WHAT THE EXERCISE ASKS - In the Skynet 5C text below, reproduce the passage from "Skynet 5C is part" to "UHF frequency capabilities.", substituting "network" for "constellation".

TEXT FOR ANALYSIS -
Spacecraft properties
- Manufacturer: EADS Astrium
- Launch mass: 4,700 kilograms (10,400 lb)

Start of mission
- Launch date: 12 June 2008
- Rocket: Ariane 5ECA
- Launch site: Kourou ELA-3
- Contractor: Arianespace

Orbital parameters
- Reference system: Geocentric
- Regime: Geosynchronous

= Skynet 5C =

British military communications satellite

Skynet 5C is the third of four Skynet 5 military communications satellites to be used by the British Ministry of Defence (MOD).

== Launch ==
It was launched from French Guiana aboard an Ariane 5ECA carrier rocket at 22:05:02 GMT on 12 June 2008. The launch was originally scheduled for 23 May, but was delayed to 30 May, and then delayed again due to software problems with the carrier rocket. Originally built as a ground spare satellite, the decision to launch was made in 2007. Arianespace provided launch services.

== Spacecraft ==
It was constructed by EADS Astrium under a contract to its subsidiary company Paradigm Secure Communications, who will operate the satellite on behalf of the MoD. Based on the Eurostar E3000 satellite bus, it has a mass of 4,700 kilograms, and an expected on-orbit lifetime of 15 years.

Skynet 5C is part of a constellation of communications satellites for the United Kingdom Ministry of Defense that supports nuclear hardened and protected military X-band and UHF frequency capabilities.

Skynet 5C is located at 17.8 degrees West.

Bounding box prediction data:
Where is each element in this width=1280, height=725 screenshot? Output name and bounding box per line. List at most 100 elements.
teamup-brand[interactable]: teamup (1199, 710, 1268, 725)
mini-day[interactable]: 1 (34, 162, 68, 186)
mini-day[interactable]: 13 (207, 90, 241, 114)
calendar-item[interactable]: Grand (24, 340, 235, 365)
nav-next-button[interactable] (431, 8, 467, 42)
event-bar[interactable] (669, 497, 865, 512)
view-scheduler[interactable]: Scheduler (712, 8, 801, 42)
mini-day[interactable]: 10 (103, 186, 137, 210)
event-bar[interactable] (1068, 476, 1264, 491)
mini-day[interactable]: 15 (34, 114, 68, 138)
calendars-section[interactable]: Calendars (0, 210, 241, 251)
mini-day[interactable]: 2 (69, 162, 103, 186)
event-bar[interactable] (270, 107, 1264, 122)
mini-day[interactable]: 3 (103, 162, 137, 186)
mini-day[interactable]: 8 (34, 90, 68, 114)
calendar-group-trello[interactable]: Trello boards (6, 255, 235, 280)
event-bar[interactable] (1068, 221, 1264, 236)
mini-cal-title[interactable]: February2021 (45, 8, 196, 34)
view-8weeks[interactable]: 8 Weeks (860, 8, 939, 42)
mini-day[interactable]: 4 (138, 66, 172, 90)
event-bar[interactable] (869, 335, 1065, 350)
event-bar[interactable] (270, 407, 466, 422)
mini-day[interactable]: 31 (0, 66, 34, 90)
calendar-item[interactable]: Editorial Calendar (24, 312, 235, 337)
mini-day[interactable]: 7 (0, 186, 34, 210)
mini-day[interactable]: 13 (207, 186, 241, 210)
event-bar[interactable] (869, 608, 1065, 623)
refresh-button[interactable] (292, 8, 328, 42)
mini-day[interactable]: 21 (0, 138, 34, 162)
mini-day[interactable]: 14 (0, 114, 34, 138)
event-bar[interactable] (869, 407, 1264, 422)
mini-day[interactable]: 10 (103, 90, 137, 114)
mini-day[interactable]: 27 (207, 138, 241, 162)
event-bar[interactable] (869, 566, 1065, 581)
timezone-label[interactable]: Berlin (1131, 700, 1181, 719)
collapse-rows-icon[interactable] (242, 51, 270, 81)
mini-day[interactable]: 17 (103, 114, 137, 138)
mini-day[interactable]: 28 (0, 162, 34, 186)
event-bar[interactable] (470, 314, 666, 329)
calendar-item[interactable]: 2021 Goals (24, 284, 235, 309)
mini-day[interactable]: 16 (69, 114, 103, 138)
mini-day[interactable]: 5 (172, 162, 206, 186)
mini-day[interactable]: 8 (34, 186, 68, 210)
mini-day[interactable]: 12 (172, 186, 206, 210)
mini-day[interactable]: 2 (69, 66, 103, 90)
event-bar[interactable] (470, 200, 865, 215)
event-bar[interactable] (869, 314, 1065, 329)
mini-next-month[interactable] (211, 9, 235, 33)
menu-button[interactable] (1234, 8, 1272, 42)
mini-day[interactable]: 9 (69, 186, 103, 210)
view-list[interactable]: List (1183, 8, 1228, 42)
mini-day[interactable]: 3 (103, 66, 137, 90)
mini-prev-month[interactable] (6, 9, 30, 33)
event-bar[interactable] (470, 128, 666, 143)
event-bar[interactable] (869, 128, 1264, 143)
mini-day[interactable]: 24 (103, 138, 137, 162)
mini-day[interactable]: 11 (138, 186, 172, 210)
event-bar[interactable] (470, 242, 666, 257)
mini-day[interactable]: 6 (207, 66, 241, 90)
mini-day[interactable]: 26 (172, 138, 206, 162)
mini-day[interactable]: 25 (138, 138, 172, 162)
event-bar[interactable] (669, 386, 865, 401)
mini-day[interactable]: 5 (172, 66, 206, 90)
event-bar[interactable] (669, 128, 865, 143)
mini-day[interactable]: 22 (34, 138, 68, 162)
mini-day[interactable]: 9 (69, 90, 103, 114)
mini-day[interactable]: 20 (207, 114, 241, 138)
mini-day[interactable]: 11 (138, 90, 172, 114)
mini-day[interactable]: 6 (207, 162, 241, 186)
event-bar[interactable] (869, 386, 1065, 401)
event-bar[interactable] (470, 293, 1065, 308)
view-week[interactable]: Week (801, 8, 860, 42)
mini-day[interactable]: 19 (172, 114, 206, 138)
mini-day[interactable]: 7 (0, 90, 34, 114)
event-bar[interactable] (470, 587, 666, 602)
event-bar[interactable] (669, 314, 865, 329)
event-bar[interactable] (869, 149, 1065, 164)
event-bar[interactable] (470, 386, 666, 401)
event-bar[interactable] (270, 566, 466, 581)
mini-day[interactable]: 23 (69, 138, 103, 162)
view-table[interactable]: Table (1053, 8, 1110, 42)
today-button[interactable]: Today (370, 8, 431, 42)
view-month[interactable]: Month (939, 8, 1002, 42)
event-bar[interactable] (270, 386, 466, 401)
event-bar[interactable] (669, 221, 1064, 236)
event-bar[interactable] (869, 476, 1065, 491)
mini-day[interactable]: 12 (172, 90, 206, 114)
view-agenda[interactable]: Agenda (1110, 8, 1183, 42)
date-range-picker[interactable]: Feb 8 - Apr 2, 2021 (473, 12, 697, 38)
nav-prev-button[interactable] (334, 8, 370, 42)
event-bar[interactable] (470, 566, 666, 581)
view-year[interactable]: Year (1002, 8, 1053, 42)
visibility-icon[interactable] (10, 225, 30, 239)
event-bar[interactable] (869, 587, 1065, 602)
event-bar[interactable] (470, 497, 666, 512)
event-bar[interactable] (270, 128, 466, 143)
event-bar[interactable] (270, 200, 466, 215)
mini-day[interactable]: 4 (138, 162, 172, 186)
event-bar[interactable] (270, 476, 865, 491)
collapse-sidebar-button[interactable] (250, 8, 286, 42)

ANSWER -
Skynet 5C is part of a network of communications satellites for the United Kingdom Ministry of Defense that supports nuclear hardened and protected military X-band and UHF frequency capabilities.